** begin Available records **
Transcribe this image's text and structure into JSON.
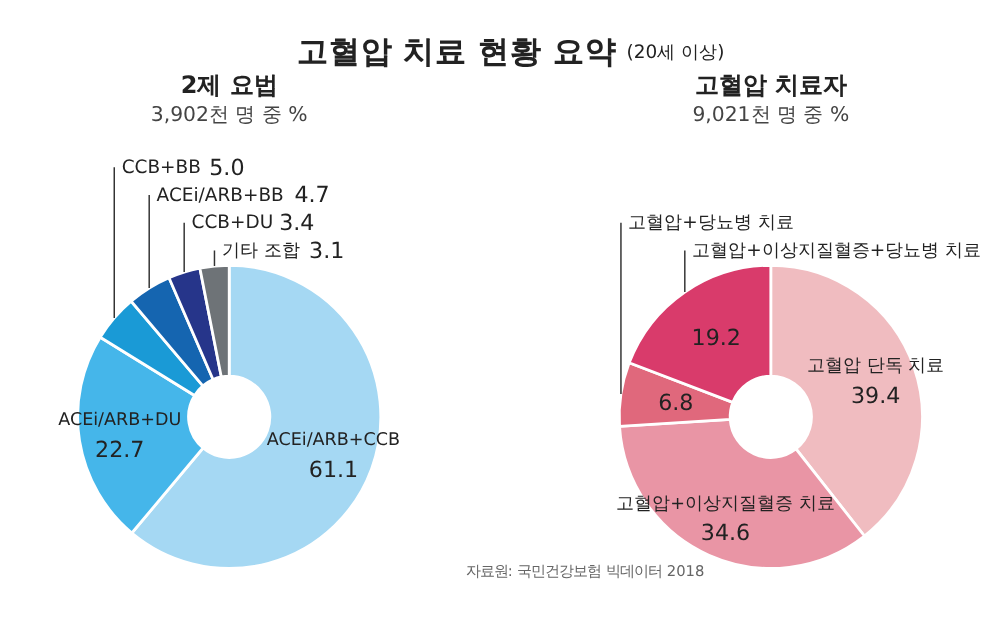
{
  "chart_data": [
    {
      "type": "donut",
      "title": "2제 요법",
      "subtitle": "3,902천 명 중 %",
      "annotations": [
        "고혈압 치료 현황 요약",
        "(20세 이상)"
      ],
      "categories": [
        "ACEi/ARB+CCB",
        "ACEi/ARB+DU",
        "CCB+BB",
        "ACEi/ARB+BB",
        "CCB+DU",
        "기타 조합"
      ],
      "values": [
        61.1,
        22.7,
        5.0,
        4.7,
        3.4,
        3.1
      ],
      "colors": [
        "#a5d8f3",
        "#45b6ea",
        "#1a9ad6",
        "#1565b0",
        "#26358a",
        "#6e7377"
      ],
      "value_labels": [
        "61.1",
        "22.7",
        "5.0",
        "4.7",
        "3.4",
        "3.1"
      ]
    },
    {
      "type": "donut",
      "title": "고혈압 치료자",
      "subtitle": "9,021천 명 중 %",
      "annotations": [
        "자료원: 국민건강보험 빅데이터 2018"
      ],
      "categories": [
        "고혈압 단독 치료",
        "고혈압+이상지질혈증 치료",
        "고혈압+당뇨병 치료",
        "고혈압+이상지질혈증+당뇨병 치료"
      ],
      "values": [
        39.4,
        34.6,
        6.8,
        19.2
      ],
      "colors": [
        "#f0bcc0",
        "#e995a5",
        "#e0687c",
        "#d93b6b"
      ],
      "value_labels": [
        "39.4",
        "34.6",
        "6.8",
        "19.2"
      ]
    }
  ]
}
** end Available records **
### Description of the task
Write out the entries above word for word. Do not include the pictures.

### Answer for this exercise
Transcribe this image's text and structure into JSON.
{
  "chart_data": [
    {
      "type": "donut",
      "title": "2제 요법",
      "subtitle": "3,902천 명 중 %",
      "annotations": [
        "고혈압 치료 현황 요약",
        "(20세 이상)"
      ],
      "categories": [
        "ACEi/ARB+CCB",
        "ACEi/ARB+DU",
        "CCB+BB",
        "ACEi/ARB+BB",
        "CCB+DU",
        "기타 조합"
      ],
      "values": [
        61.1,
        22.7,
        5.0,
        4.7,
        3.4,
        3.1
      ],
      "colors": [
        "#a5d8f3",
        "#45b6ea",
        "#1a9ad6",
        "#1565b0",
        "#26358a",
        "#6e7377"
      ],
      "value_labels": [
        "61.1",
        "22.7",
        "5.0",
        "4.7",
        "3.4",
        "3.1"
      ]
    },
    {
      "type": "donut",
      "title": "고혈압 치료자",
      "subtitle": "9,021천 명 중 %",
      "annotations": [
        "자료원: 국민건강보험 빅데이터 2018"
      ],
      "categories": [
        "고혈압 단독 치료",
        "고혈압+이상지질혈증 치료",
        "고혈압+당뇨병 치료",
        "고혈압+이상지질혈증+당뇨병 치료"
      ],
      "values": [
        39.4,
        34.6,
        6.8,
        19.2
      ],
      "colors": [
        "#f0bcc0",
        "#e995a5",
        "#e0687c",
        "#d93b6b"
      ],
      "value_labels": [
        "39.4",
        "34.6",
        "6.8",
        "19.2"
      ]
    }
  ]
}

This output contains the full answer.